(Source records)
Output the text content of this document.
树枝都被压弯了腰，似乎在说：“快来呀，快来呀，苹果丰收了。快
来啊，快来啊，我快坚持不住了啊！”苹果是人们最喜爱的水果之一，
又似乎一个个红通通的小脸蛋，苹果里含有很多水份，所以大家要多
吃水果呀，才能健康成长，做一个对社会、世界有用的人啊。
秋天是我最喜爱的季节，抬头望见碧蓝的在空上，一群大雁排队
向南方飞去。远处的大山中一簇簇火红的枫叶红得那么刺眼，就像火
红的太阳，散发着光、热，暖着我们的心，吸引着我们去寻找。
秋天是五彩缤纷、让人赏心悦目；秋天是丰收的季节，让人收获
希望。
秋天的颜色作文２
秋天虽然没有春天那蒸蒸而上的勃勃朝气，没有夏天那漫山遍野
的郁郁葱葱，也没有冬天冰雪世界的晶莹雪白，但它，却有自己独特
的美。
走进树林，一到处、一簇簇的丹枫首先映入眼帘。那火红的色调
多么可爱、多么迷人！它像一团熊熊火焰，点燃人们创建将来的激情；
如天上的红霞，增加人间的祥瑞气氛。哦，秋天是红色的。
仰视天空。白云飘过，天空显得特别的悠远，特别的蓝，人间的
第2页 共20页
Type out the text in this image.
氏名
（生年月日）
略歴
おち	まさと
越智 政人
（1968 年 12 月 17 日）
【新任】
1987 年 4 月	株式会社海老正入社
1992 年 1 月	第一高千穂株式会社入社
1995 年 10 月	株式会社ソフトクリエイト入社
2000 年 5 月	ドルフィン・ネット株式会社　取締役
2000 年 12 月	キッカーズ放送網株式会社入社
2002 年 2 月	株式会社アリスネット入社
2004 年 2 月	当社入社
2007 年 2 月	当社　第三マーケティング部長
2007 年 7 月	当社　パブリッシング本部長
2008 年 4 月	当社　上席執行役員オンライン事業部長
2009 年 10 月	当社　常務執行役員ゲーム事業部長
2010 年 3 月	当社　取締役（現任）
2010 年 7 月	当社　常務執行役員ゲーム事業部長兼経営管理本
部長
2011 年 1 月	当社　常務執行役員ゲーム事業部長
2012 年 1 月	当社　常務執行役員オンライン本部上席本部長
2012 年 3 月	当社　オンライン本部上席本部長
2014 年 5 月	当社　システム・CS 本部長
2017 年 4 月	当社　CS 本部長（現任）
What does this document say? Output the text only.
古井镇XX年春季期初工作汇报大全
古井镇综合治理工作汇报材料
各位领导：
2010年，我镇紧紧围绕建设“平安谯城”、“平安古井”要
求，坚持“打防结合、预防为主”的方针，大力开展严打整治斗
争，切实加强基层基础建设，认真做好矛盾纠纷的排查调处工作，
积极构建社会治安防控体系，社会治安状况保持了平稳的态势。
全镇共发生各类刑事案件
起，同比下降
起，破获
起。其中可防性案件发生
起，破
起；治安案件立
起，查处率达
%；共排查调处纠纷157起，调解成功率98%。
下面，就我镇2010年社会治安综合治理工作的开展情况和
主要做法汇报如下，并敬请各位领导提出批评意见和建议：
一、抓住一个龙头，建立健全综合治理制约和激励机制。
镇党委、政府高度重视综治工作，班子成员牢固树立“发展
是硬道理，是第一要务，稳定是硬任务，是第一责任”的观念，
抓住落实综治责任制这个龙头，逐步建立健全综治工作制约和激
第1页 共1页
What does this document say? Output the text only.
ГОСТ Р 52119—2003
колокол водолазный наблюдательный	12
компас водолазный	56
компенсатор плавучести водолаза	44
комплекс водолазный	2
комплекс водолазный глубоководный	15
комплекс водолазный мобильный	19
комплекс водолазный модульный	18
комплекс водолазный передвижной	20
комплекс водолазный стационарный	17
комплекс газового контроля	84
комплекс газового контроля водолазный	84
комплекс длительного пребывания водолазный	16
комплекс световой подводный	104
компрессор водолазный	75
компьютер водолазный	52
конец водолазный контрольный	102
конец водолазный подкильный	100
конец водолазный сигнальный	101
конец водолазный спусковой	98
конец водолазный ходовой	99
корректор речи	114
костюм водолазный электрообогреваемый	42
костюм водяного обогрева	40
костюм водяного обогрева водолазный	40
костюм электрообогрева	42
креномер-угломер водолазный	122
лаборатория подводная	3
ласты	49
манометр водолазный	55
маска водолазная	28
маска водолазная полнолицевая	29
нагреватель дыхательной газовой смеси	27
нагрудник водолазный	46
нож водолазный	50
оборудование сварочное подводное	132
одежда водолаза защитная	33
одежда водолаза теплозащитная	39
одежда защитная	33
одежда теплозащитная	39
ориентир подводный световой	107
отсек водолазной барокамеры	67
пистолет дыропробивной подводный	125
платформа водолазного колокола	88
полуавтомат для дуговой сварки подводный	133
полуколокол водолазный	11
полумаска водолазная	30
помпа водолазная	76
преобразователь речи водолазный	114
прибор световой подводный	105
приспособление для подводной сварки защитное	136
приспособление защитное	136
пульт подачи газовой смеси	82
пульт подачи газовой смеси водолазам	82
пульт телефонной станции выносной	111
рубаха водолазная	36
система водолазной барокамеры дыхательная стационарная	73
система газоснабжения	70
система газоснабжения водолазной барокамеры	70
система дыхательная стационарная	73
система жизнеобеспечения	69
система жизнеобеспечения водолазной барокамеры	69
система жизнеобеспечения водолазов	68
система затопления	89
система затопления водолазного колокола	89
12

__Exercise__:
Read the entries and show each line that mentions "жизнеобеспечения".

__The solution__:
система жизнеобеспечения	69
система жизнеобеспечения водолазной барокамеры	69
система жизнеобеспечения водолазов	68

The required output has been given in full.